THE RECORDS:
* * *

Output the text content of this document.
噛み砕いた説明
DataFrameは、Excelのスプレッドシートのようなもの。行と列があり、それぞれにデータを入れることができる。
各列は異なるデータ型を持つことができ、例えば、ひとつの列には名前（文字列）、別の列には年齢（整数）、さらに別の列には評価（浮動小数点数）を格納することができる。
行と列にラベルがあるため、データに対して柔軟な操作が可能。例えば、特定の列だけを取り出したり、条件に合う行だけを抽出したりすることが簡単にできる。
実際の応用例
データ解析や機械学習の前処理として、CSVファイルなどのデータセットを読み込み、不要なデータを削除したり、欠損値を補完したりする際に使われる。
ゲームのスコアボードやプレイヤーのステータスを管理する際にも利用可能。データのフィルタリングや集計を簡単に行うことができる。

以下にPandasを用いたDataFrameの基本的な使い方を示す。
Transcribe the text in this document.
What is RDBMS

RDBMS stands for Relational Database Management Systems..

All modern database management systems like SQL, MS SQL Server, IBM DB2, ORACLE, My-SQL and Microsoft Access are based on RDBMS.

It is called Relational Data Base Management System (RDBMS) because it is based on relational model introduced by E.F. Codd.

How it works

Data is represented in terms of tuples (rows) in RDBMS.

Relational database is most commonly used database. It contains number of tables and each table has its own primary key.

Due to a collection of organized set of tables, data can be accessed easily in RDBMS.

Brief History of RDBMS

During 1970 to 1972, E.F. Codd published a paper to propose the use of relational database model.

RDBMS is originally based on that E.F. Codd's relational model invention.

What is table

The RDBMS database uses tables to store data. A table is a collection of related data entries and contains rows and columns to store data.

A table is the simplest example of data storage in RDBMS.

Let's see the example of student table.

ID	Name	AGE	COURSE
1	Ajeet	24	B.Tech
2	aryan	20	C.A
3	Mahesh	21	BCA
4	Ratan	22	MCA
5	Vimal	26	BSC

* * *

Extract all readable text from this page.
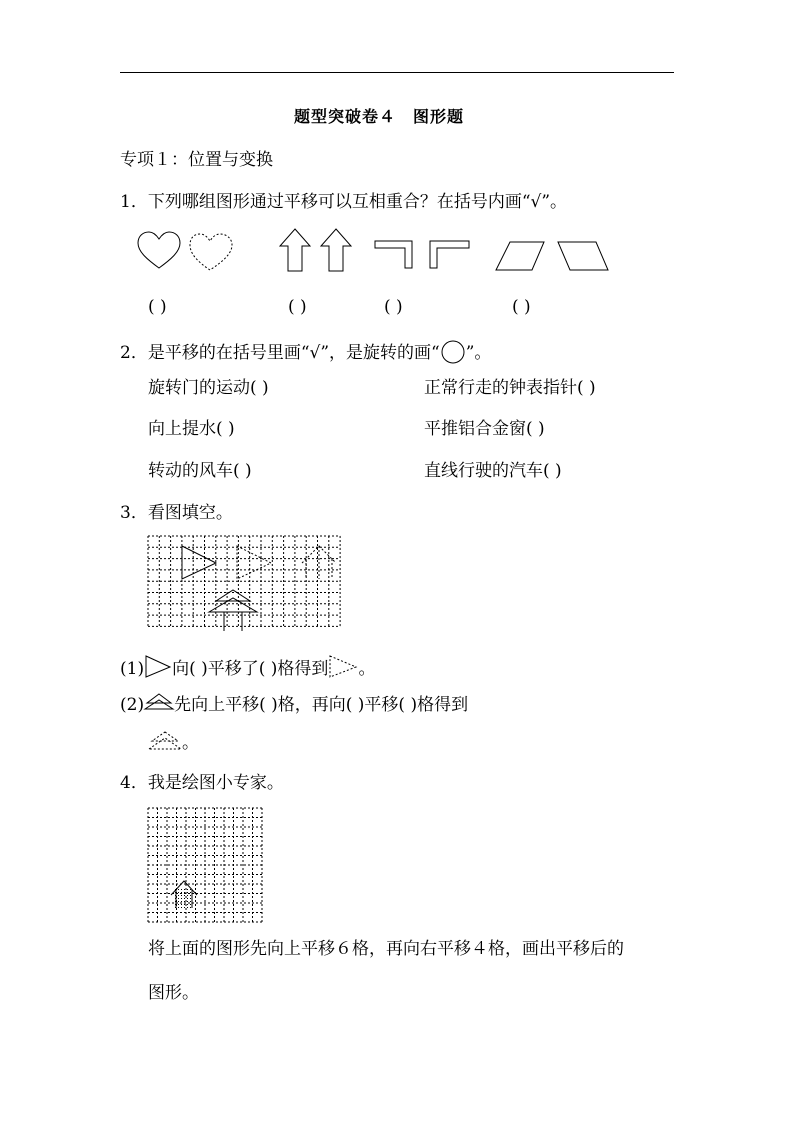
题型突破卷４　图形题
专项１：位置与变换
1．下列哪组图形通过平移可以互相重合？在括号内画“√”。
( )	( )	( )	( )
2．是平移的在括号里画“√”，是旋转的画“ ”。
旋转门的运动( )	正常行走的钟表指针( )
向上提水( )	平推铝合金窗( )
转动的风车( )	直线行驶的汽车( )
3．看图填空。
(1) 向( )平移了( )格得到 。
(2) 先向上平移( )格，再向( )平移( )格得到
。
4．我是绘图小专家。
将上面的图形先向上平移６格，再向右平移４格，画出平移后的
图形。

* * *

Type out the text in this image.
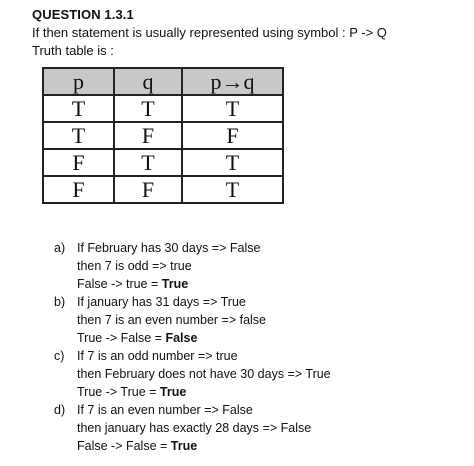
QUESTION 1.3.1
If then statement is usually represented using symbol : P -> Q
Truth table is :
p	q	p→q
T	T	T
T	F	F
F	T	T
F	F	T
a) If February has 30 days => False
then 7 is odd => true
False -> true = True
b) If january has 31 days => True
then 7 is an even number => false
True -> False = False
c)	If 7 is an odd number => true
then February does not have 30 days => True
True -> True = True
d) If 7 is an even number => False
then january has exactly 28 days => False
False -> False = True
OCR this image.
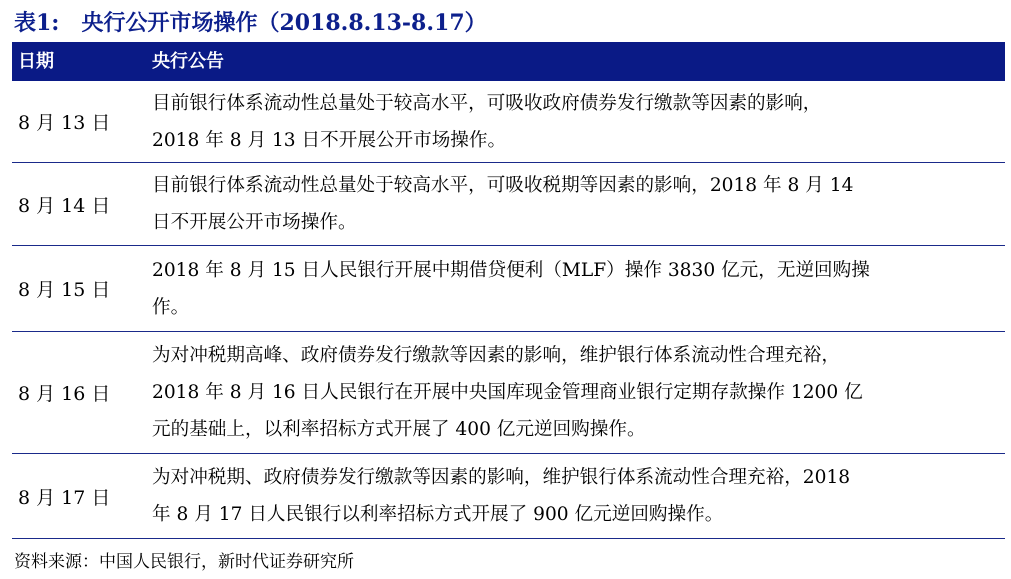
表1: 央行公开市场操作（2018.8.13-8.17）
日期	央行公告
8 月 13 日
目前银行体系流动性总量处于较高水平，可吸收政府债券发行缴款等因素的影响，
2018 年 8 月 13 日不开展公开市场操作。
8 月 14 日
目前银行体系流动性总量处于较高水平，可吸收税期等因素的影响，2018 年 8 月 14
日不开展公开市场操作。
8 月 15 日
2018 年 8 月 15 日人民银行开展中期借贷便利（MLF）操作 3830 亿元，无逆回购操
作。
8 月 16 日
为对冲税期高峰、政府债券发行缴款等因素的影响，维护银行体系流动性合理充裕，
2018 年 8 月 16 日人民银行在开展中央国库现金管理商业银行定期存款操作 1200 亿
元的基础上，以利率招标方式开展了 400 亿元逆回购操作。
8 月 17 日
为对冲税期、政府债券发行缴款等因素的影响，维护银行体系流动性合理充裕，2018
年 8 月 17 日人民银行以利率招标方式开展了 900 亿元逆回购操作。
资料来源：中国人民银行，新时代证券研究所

* * *

REQUIRED WORK: Pick out each line containing "contains" and report it.

RESULT OF THIS EXERCISE:
Relational database is most commonly used database. It contains number of tables and each table has its own primary key.
The RDBMS database uses tables to store data. A table is a collection of related data entries and contains rows and columns to store data.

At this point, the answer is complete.